## PASSAGE GIVEN
___

Friday, August 07, 2009

the past till now

starting from today, i'll retaliate against you if the need arises.
YOU ARE THE ONE THAT MADE ME WONDER WHATS THE POINT OF LIVING ON EARTH.
you brought me to this world, yet u dont treasure me.
i feel like i'm just a tool you need to teach ur son
you dont take disciplinary measures on him.
you dont pressure him to study.
all you do is talk.
and say it is our responsibility to teach him.
you are his mother, and u think u have the right to say this?
he is your son.
so u think i got nth better to do and devote all my time on him?
i got my A lvls to talke care of
and i dont even have a condusive place to study in the 1st place.
noise made, u nagging, everything you do is getting on my nerves.
3 weeks ago, u fought with dad, and i got tangl;ed into it for no reason.
u hit me, made me ended up with 3 bruises and a cut.
what did i do?
nth, and i got into trouble.
and you always bring up the past
you tell me you are not bias towards boys, brother.
but u are doing things e other way round, just that u dont realise it for yourself.
u tell me you gave us $, helped us wash clothes.
so u think all these material needs is all?
what about the psychological needs?
you said i use my education status to put pressure on you
i just trying to justify my stand and tell u to be objective.
then the fight starts again.
since you want to bring up the past, lets bring it on.
to see how u treated my since i was young.
as far as i was as young as 2-3 years ols, when i fell,
u said i deserved it.
when bro fell, you were anxious over him, even blaming this on us for not taking care of im even though it was he himself who fell down.
when he hit his head against the bed when he was ard 3 and cried while we were playing, i just told you that he hit his head and you asked me why i played with him and hit me again.
i was only 9, and i could only hide under the sheets and cry silently at night.
when sis played in the balcony alone and hit her head on sth hard and bled, i told you taht she was bleeding from her head.
u called for ambulance, and i got scolded by dad for not taking good care of her.
how young was i?
there are so many other things that happened.
bro took my things, and u said i shld give in to him since i was the eldest.
when i borrowed his things for a while and he wldnt lend me, you asked me why i need to disturb him.
you hired tuition teacher for him, gave him more pocket money, and bought him almost whatever he wanted.
me and sis, just wanted a little small soft toy then and u wld say that its a waste of money, and scold us.
both u and dad are the same
when sis went into acad course, you all scolded her and blamed her like hell
when he got into acad and with even more outrageous marks, he wasnt scolded, and still goes out
to play everyday.
and the best part was we were the ones who got scolded.
for godness sake, which were the things that wasnt our fault?
maybe it is that we were on this earth?
or maybe it was even my fault that i was brought to this earth.
''blame it on my fate, that i'm born in this family.''
thats what you told me
so i am nothing but someone for you to put blames on, vent your anger, a free punching bag, nag at.
niothing significant
and thats why i'm telling u straight in the face now, even if i pull thru my A lvls, and gets into uni, i dont expect you to help me to pay the fees.

___

## MATERIAL

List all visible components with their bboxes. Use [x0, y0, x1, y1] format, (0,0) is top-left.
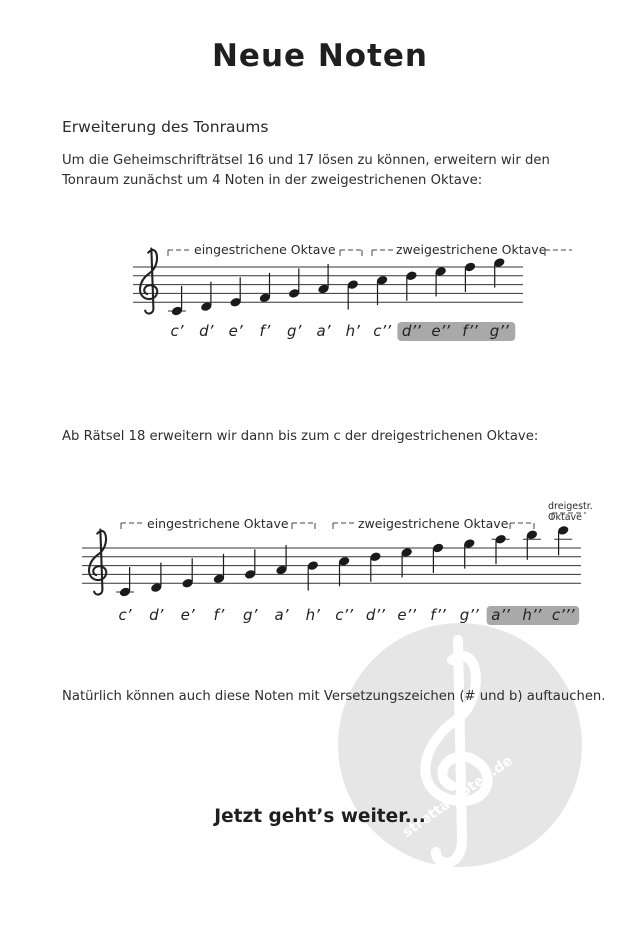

___

## TASKS FOR THIS EXERCISE
**A.** Summarize the post in two sentences.
**B.** Reproduce the part of the post that begins with the words "you hired tuition" and ends with the words "who got scolded.".

## ANSWERS PROVIDED
**A.** The writer addresses their mother, accusing her of favoring the writer's brother by not disciplining him or pushing him to study, spending more on him, and blaming the writer and the sister for things that were not their fault. The writer describes being hit and scolded since early childhood, says there is no good place to study for A levels, and states that they will not expect help paying university fees.

**B.**
you hired tuition teacher for him, gave him more pocket money, and bought him almost whatever he wanted.
me and sis, just wanted a little small soft toy then and u wld say that its a waste of money, and scold us.
both u and dad are the same
when sis went into acad course, you all scolded her and blamed her like hell
when he got into acad and with even more outrageous marks, he wasnt scolded, and still goes out
to play everyday.
and the best part was we were the ones who got scolded.